Set exercise: Copy down all of the data underneath, exactly as shown.

Material:

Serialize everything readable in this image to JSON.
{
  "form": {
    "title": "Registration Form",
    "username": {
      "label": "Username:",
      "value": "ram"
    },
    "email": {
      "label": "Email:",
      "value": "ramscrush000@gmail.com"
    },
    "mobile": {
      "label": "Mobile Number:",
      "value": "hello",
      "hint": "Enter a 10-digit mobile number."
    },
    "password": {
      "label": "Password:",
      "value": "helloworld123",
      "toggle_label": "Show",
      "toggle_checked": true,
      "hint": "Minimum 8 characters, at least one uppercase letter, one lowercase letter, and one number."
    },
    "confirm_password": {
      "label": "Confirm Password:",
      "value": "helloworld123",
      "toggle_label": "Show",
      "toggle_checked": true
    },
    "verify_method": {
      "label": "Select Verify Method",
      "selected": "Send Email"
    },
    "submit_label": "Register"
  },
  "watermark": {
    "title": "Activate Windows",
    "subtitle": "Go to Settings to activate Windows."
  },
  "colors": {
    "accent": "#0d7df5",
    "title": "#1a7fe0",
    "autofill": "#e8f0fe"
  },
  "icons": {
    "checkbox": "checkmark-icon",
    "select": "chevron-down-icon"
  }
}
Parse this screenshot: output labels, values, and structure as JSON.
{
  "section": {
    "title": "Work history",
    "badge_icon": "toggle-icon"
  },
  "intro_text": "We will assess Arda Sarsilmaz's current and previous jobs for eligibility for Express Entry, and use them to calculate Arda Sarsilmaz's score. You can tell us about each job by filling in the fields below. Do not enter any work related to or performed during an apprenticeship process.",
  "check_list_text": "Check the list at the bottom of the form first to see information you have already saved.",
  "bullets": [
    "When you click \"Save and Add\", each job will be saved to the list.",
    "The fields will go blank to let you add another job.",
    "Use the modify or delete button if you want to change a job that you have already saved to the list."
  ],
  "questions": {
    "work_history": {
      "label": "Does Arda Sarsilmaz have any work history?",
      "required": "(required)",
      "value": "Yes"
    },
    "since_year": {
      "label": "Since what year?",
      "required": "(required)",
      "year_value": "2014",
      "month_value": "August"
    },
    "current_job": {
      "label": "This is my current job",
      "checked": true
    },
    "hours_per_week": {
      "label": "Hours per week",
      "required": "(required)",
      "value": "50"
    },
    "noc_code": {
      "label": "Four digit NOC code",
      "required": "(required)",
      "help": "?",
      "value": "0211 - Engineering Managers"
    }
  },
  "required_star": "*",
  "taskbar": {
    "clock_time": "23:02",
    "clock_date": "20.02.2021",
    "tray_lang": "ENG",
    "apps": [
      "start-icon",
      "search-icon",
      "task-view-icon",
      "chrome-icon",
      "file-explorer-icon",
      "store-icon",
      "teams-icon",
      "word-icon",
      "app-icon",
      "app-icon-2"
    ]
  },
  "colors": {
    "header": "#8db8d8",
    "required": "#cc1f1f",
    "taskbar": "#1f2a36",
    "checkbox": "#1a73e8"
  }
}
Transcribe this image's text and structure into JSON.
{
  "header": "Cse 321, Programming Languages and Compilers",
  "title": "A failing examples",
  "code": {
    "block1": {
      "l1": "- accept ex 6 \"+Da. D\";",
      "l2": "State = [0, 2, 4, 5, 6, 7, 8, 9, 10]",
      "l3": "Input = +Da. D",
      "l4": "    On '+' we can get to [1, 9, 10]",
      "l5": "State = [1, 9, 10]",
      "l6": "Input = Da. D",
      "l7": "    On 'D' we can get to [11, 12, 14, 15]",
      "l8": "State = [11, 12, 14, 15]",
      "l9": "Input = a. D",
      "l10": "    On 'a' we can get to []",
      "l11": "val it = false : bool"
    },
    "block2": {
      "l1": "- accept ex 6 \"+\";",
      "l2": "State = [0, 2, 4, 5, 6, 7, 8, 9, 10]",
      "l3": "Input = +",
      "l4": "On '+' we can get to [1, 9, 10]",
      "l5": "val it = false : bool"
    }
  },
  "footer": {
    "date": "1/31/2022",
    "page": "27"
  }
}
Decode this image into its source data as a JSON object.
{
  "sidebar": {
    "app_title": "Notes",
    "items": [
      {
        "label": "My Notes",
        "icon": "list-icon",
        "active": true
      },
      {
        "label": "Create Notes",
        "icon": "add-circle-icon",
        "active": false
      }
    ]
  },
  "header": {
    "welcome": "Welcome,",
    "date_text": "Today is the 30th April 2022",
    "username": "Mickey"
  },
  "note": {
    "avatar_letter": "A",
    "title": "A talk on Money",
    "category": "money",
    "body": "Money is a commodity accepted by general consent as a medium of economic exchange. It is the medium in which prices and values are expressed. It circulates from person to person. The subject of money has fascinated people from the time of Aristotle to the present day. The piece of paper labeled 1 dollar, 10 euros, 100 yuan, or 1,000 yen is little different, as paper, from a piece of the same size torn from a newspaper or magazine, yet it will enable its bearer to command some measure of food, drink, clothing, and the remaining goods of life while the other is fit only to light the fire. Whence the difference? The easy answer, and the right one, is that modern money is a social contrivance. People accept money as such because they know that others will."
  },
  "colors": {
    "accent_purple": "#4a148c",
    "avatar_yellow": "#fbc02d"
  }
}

Response below:
Serialize everything readable in this image to JSON.
{
  "form": {
    "title": "Registration Form",
    "username": {
      "label": "Username:",
      "value": "ram"
    },
    "email": {
      "label": "Email:",
      "value": "ramscrush000@gmail.com"
    },
    "mobile": {
      "label": "Mobile Number:",
      "value": "hello",
      "hint": "Enter a 10-digit mobile number."
    },
    "password": {
      "label": "Password:",
      "value": "helloworld123",
      "toggle_label": "Show",
      "toggle_checked": true,
      "hint": "Minimum 8 characters, at least one uppercase letter, one lowercase letter, and one number."
    },
    "confirm_password": {
      "label": "Confirm Password:",
      "value": "helloworld123",
      "toggle_label": "Show",
      "toggle_checked": true
    },
    "verify_method": {
      "label": "Select Verify Method",
      "selected": "Send Email"
    },
    "submit_label": "Register"
  },
  "watermark": {
    "title": "Activate Windows",
    "subtitle": "Go to Settings to activate Windows."
  },
  "colors": {
    "accent": "#0d7df5",
    "title": "#1a7fe0",
    "autofill": "#e8f0fe"
  },
  "icons": {
    "checkbox": "checkmark-icon",
    "select": "chevron-down-icon"
  }
}
Parse this screenshot: output labels, values, and structure as JSON.
{
  "section": {
    "title": "Work history",
    "badge_icon": "toggle-icon"
  },
  "intro_text": "We will assess Arda Sarsilmaz's current and previous jobs for eligibility for Express Entry, and use them to calculate Arda Sarsilmaz's score. You can tell us about each job by filling in the fields below. Do not enter any work related to or performed during an apprenticeship process.",
  "check_list_text": "Check the list at the bottom of the form first to see information you have already saved.",
  "bullets": [
    "When you click \"Save and Add\", each job will be saved to the list.",
    "The fields will go blank to let you add another job.",
    "Use the modify or delete button if you want to change a job that you have already saved to the list."
  ],
  "questions": {
    "work_history": {
      "label": "Does Arda Sarsilmaz have any work history?",
      "required": "(required)",
      "value": "Yes"
    },
    "since_year": {
      "label": "Since what year?",
      "required": "(required)",
      "year_value": "2014",
      "month_value": "August"
    },
    "current_job": {
      "label": "This is my current job",
      "checked": true
    },
    "hours_per_week": {
      "label": "Hours per week",
      "required": "(required)",
      "value": "50"
    },
    "noc_code": {
      "label": "Four digit NOC code",
      "required": "(required)",
      "help": "?",
      "value": "0211 - Engineering Managers"
    }
  },
  "required_star": "*",
  "taskbar": {
    "clock_time": "23:02",
    "clock_date": "20.02.2021",
    "tray_lang": "ENG",
    "apps": [
      "start-icon",
      "search-icon",
      "task-view-icon",
      "chrome-icon",
      "file-explorer-icon",
      "store-icon",
      "teams-icon",
      "word-icon",
      "app-icon",
      "app-icon-2"
    ]
  },
  "colors": {
    "header": "#8db8d8",
    "required": "#cc1f1f",
    "taskbar": "#1f2a36",
    "checkbox": "#1a73e8"
  }
}
Transcribe this image's text and structure into JSON.
{
  "header": "Cse 321, Programming Languages and Compilers",
  "title": "A failing examples",
  "code": {
    "block1": {
      "l1": "- accept ex 6 \"+Da. D\";",
      "l2": "State = [0, 2, 4, 5, 6, 7, 8, 9, 10]",
      "l3": "Input = +Da. D",
      "l4": "    On '+' we can get to [1, 9, 10]",
      "l5": "State = [1, 9, 10]",
      "l6": "Input = Da. D",
      "l7": "    On 'D' we can get to [11, 12, 14, 15]",
      "l8": "State = [11, 12, 14, 15]",
      "l9": "Input = a. D",
      "l10": "    On 'a' we can get to []",
      "l11": "val it = false : bool"
    },
    "block2": {
      "l1": "- accept ex 6 \"+\";",
      "l2": "State = [0, 2, 4, 5, 6, 7, 8, 9, 10]",
      "l3": "Input = +",
      "l4": "On '+' we can get to [1, 9, 10]",
      "l5": "val it = false : bool"
    }
  },
  "footer": {
    "date": "1/31/2022",
    "page": "27"
  }
}
Decode this image into its source data as a JSON object.
{
  "sidebar": {
    "app_title": "Notes",
    "items": [
      {
        "label": "My Notes",
        "icon": "list-icon",
        "active": true
      },
      {
        "label": "Create Notes",
        "icon": "add-circle-icon",
        "active": false
      }
    ]
  },
  "header": {
    "welcome": "Welcome,",
    "date_text": "Today is the 30th April 2022",
    "username": "Mickey"
  },
  "note": {
    "avatar_letter": "A",
    "title": "A talk on Money",
    "category": "money",
    "body": "Money is a commodity accepted by general consent as a medium of economic exchange. It is the medium in which prices and values are expressed. It circulates from person to person. The subject of money has fascinated people from the time of Aristotle to the present day. The piece of paper labeled 1 dollar, 10 euros, 100 yuan, or 1,000 yen is little different, as paper, from a piece of the same size torn from a newspaper or magazine, yet it will enable its bearer to command some measure of food, drink, clothing, and the remaining goods of life while the other is fit only to light the fire. Whence the difference? The easy answer, and the right one, is that modern money is a social contrivance. People accept money as such because they know that others will."
  },
  "colors": {
    "accent_purple": "#4a148c",
    "avatar_yellow": "#fbc02d"
  }
}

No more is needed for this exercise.